* **Goal of the exercise**
Repeat the data that follows, word for word, without the images.

* **Material**
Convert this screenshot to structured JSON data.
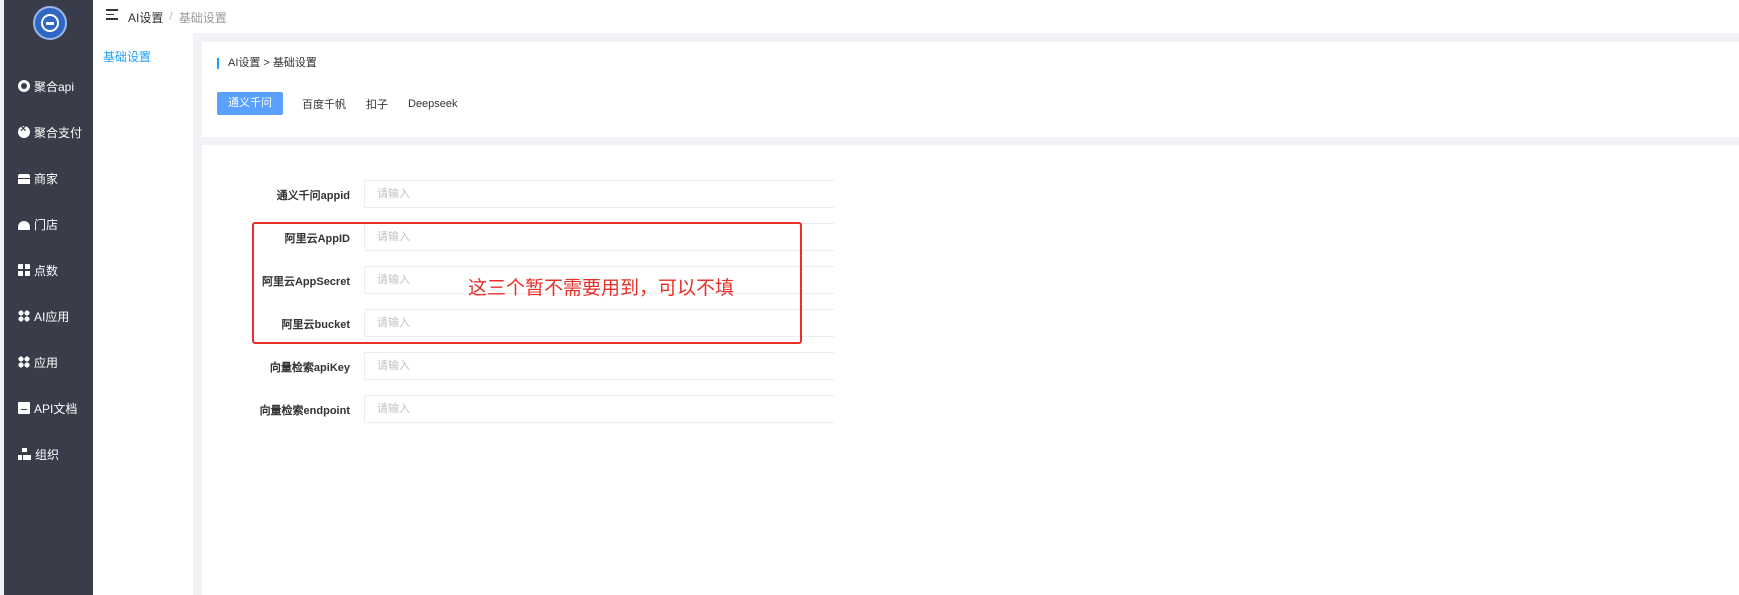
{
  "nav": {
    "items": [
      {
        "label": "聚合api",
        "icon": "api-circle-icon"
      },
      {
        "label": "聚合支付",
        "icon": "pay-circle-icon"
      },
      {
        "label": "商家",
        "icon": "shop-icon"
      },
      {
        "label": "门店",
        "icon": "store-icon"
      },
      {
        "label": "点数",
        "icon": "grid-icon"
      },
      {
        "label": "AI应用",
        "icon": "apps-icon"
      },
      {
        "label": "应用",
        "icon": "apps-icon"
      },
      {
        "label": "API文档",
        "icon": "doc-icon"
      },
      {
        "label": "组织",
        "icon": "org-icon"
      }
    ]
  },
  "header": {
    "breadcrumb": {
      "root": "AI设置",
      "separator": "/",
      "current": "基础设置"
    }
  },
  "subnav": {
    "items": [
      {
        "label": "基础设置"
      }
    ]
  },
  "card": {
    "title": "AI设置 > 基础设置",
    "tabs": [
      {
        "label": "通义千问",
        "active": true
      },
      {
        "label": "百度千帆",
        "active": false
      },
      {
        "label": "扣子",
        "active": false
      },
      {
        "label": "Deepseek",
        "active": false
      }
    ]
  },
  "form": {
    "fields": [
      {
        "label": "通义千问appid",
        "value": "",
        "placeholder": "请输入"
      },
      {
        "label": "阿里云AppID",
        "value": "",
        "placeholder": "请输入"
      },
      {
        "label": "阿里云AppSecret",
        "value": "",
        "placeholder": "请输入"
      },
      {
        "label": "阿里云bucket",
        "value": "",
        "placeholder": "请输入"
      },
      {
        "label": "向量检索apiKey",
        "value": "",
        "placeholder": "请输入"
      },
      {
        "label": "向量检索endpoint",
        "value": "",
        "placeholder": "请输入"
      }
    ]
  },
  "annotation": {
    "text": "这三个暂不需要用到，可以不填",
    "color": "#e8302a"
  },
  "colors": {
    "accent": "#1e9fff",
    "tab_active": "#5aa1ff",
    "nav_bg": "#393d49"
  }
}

* **The response**
Convert this screenshot to structured JSON data.
{
  "nav": {
    "items": [
      {
        "label": "聚合api",
        "icon": "api-circle-icon"
      },
      {
        "label": "聚合支付",
        "icon": "pay-circle-icon"
      },
      {
        "label": "商家",
        "icon": "shop-icon"
      },
      {
        "label": "门店",
        "icon": "store-icon"
      },
      {
        "label": "点数",
        "icon": "grid-icon"
      },
      {
        "label": "AI应用",
        "icon": "apps-icon"
      },
      {
        "label": "应用",
        "icon": "apps-icon"
      },
      {
        "label": "API文档",
        "icon": "doc-icon"
      },
      {
        "label": "组织",
        "icon": "org-icon"
      }
    ]
  },
  "header": {
    "breadcrumb": {
      "root": "AI设置",
      "separator": "/",
      "current": "基础设置"
    }
  },
  "subnav": {
    "items": [
      {
        "label": "基础设置"
      }
    ]
  },
  "card": {
    "title": "AI设置 > 基础设置",
    "tabs": [
      {
        "label": "通义千问",
        "active": true
      },
      {
        "label": "百度千帆",
        "active": false
      },
      {
        "label": "扣子",
        "active": false
      },
      {
        "label": "Deepseek",
        "active": false
      }
    ]
  },
  "form": {
    "fields": [
      {
        "label": "通义千问appid",
        "value": "",
        "placeholder": "请输入"
      },
      {
        "label": "阿里云AppID",
        "value": "",
        "placeholder": "请输入"
      },
      {
        "label": "阿里云AppSecret",
        "value": "",
        "placeholder": "请输入"
      },
      {
        "label": "阿里云bucket",
        "value": "",
        "placeholder": "请输入"
      },
      {
        "label": "向量检索apiKey",
        "value": "",
        "placeholder": "请输入"
      },
      {
        "label": "向量检索endpoint",
        "value": "",
        "placeholder": "请输入"
      }
    ]
  },
  "annotation": {
    "text": "这三个暂不需要用到，可以不填",
    "color": "#e8302a"
  },
  "colors": {
    "accent": "#1e9fff",
    "tab_active": "#5aa1ff",
    "nav_bg": "#393d49"
  }
}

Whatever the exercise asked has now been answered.